(GIVEN REQUEST): What is the number of lines containing the string "Stormwater"? Answer with the number only.

(Data extracted from a collection)
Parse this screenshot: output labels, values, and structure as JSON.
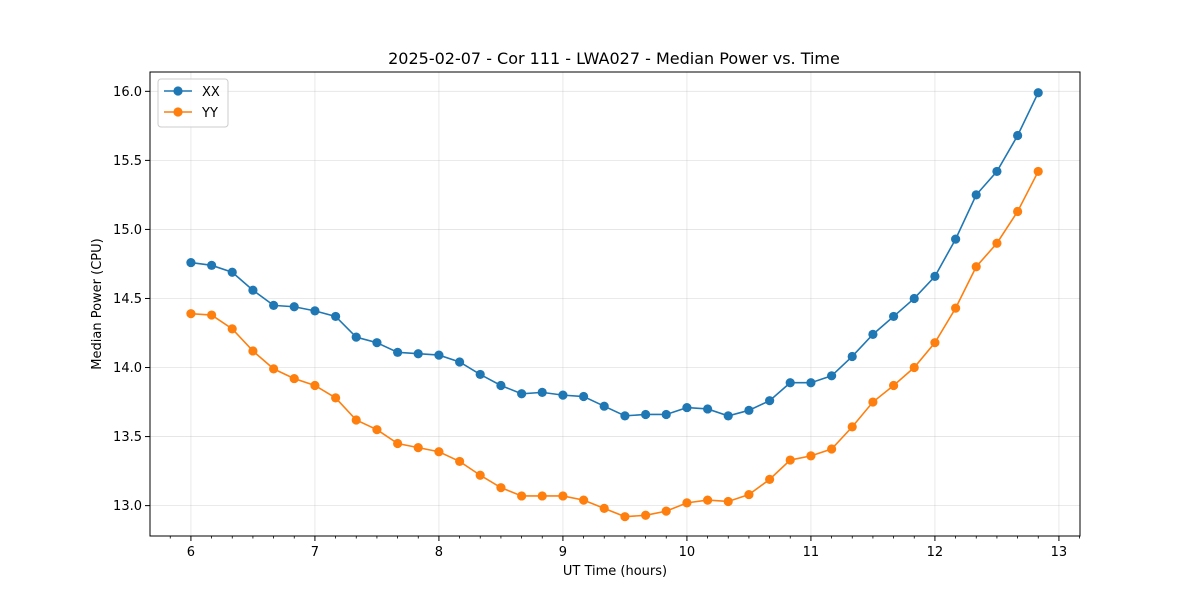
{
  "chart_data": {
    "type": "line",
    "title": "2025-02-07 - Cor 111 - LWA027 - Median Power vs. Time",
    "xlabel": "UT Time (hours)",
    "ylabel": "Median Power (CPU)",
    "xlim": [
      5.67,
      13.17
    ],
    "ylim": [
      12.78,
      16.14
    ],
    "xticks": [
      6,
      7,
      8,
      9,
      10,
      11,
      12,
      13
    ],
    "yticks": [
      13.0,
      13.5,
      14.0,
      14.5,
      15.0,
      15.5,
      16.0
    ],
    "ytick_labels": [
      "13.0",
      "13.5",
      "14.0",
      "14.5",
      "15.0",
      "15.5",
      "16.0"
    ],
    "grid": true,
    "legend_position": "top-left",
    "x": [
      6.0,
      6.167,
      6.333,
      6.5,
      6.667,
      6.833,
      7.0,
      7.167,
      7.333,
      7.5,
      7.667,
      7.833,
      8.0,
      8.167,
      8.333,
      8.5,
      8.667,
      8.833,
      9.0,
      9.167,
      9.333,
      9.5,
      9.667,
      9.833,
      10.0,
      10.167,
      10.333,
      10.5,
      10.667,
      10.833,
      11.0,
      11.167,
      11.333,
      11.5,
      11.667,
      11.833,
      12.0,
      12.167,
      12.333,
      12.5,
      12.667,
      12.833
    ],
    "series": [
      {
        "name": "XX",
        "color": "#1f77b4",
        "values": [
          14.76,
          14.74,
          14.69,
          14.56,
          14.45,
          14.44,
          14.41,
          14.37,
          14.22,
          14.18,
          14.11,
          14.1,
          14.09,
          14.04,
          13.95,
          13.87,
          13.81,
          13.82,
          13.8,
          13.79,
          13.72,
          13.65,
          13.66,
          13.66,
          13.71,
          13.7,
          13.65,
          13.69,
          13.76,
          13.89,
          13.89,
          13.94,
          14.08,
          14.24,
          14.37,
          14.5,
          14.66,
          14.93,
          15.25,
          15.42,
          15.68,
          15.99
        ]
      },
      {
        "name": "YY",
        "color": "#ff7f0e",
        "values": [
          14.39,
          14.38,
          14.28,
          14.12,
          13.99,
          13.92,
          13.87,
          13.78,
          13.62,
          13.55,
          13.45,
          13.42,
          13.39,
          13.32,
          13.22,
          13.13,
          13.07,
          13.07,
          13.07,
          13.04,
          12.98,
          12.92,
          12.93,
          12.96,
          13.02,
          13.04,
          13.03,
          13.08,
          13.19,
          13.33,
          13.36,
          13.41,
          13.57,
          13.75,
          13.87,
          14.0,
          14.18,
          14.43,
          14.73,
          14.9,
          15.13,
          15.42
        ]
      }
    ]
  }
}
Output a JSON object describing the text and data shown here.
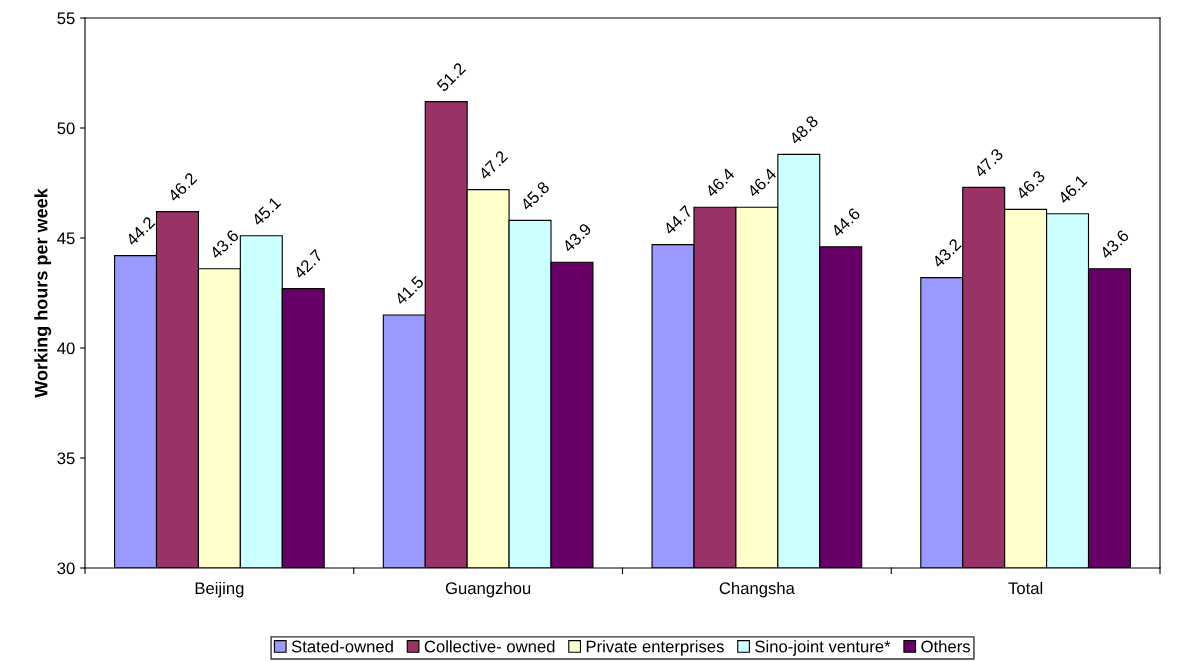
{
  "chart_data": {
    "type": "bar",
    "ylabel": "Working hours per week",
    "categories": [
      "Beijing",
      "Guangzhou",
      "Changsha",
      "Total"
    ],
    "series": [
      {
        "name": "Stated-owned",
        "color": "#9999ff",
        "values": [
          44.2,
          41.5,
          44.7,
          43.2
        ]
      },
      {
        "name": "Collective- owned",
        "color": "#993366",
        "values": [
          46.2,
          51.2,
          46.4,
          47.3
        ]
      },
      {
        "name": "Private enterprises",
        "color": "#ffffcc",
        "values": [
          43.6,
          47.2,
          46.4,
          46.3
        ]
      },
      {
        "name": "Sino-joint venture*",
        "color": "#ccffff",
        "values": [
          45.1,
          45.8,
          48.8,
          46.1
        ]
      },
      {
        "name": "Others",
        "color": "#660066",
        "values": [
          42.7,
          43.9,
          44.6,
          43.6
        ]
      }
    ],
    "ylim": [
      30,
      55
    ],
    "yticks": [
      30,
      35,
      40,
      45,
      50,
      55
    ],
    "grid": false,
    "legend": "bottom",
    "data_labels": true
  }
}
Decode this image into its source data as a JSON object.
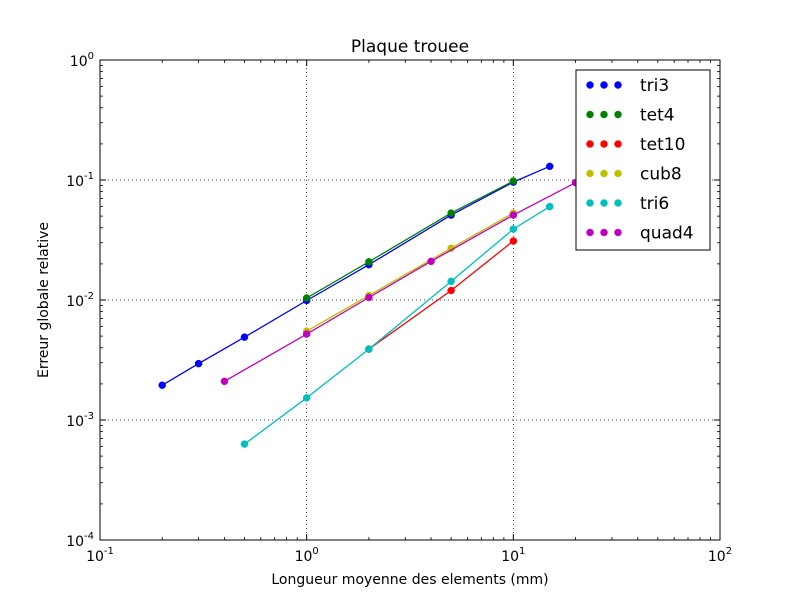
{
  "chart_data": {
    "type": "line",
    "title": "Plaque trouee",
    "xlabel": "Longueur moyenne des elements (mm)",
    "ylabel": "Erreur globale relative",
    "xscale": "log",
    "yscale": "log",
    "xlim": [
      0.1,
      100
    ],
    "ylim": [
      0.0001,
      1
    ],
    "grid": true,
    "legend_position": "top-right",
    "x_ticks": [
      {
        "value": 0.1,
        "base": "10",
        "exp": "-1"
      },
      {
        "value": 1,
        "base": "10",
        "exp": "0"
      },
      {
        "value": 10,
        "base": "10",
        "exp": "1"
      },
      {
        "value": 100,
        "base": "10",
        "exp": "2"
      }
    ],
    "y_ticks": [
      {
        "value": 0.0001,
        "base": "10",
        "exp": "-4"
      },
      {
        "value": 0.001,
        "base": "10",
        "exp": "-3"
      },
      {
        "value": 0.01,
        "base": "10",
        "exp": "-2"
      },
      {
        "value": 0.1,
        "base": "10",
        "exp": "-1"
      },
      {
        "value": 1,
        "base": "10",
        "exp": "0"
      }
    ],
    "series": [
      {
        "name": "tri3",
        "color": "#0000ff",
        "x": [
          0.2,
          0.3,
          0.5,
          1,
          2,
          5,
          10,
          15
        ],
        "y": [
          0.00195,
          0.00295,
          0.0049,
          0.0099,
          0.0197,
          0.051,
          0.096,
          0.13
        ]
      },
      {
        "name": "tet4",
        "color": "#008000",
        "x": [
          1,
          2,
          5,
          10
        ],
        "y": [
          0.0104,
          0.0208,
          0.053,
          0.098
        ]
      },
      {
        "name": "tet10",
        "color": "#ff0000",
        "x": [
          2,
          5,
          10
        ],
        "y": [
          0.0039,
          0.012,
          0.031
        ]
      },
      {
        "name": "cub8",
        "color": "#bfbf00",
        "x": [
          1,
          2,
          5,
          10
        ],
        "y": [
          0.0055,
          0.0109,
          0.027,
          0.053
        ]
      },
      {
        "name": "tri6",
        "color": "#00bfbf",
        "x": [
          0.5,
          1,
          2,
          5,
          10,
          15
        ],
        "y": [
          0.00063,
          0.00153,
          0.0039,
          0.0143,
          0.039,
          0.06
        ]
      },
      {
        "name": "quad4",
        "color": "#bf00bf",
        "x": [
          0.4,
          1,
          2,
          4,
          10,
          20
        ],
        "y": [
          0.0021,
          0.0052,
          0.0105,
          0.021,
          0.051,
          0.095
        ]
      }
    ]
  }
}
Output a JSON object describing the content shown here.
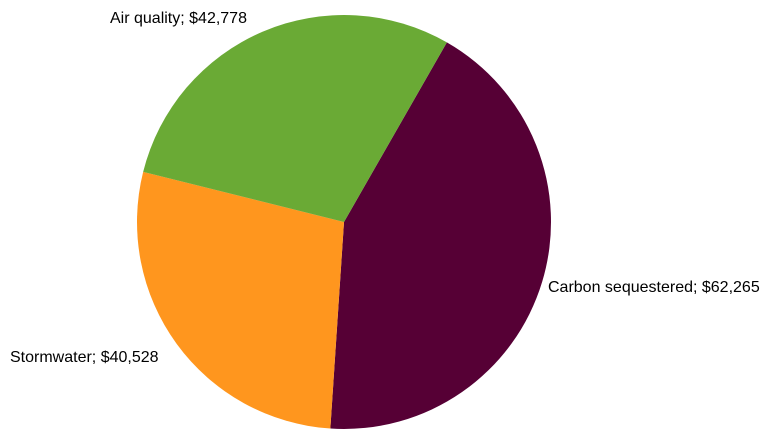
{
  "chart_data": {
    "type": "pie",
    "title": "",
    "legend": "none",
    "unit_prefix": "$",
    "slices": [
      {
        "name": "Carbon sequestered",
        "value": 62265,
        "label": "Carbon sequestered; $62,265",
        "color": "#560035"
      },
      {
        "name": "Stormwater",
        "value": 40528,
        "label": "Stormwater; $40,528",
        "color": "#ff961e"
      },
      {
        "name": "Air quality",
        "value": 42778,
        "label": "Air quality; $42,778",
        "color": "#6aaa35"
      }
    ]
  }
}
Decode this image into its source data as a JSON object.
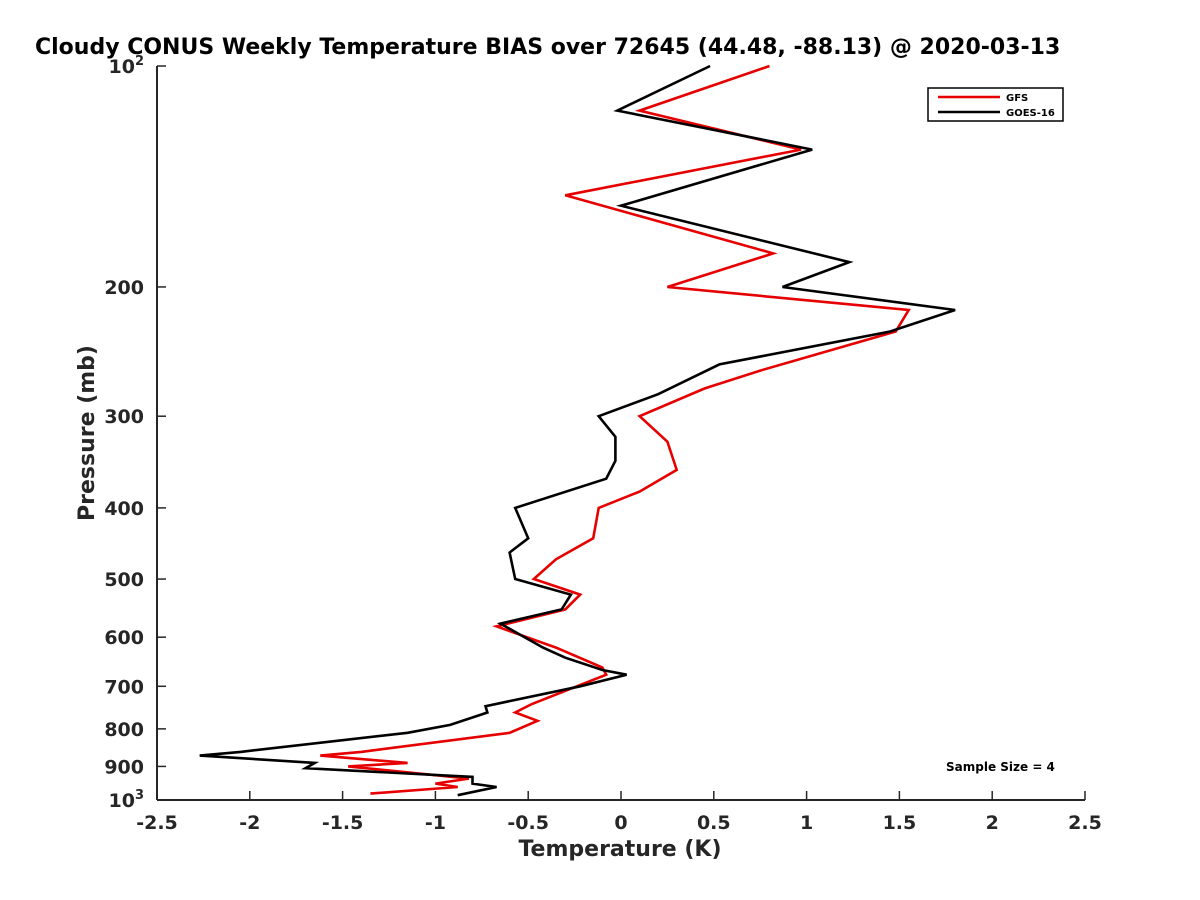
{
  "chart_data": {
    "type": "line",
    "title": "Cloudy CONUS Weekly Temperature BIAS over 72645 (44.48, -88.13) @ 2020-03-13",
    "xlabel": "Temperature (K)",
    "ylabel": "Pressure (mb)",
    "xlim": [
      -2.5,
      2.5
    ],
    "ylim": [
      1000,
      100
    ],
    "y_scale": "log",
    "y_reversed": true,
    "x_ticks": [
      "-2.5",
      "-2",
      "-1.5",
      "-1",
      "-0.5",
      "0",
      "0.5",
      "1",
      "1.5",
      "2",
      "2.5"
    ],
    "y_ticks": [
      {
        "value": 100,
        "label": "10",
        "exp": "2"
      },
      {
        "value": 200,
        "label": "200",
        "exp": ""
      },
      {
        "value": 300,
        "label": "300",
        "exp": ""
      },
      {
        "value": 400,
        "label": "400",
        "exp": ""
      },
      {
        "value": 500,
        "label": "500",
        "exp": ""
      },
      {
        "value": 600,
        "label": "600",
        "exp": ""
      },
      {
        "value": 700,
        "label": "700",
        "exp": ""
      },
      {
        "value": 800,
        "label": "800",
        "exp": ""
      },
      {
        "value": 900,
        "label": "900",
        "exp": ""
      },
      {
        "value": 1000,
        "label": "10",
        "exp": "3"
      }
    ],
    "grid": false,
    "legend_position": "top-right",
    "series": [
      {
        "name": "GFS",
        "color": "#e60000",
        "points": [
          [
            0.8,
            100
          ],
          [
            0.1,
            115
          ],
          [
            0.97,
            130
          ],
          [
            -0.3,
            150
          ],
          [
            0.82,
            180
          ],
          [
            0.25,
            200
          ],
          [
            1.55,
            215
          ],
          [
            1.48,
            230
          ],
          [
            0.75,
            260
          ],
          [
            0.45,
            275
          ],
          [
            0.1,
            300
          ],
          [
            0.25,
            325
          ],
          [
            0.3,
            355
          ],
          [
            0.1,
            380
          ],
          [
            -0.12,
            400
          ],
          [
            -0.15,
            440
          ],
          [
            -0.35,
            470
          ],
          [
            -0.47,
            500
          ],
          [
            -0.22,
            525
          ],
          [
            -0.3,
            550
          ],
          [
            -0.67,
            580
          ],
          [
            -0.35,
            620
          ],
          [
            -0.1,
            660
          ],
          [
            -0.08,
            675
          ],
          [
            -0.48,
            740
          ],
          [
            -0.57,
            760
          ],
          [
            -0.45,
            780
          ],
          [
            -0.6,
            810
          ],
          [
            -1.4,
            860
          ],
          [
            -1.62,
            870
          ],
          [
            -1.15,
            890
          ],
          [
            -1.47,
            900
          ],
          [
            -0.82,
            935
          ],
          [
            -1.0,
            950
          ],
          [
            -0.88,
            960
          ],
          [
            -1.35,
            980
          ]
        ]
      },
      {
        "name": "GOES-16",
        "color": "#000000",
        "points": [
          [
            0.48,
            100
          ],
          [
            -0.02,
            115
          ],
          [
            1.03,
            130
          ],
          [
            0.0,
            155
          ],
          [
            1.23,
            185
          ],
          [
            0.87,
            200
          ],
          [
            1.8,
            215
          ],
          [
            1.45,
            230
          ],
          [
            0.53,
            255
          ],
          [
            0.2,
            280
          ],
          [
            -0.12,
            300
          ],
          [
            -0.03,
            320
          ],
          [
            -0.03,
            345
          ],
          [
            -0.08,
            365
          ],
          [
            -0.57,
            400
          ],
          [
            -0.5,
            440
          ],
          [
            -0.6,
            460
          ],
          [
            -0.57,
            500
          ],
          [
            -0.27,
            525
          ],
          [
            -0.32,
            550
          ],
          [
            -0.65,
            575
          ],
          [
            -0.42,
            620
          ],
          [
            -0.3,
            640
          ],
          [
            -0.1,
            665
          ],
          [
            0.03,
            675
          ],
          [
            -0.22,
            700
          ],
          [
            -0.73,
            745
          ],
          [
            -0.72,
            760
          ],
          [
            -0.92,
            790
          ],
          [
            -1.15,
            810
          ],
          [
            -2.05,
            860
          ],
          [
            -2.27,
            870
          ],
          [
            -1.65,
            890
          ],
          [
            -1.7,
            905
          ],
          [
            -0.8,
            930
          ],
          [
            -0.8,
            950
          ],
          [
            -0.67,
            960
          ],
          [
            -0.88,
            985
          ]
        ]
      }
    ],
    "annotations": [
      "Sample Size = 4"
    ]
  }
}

(OUTPUT OF THE TASK): 2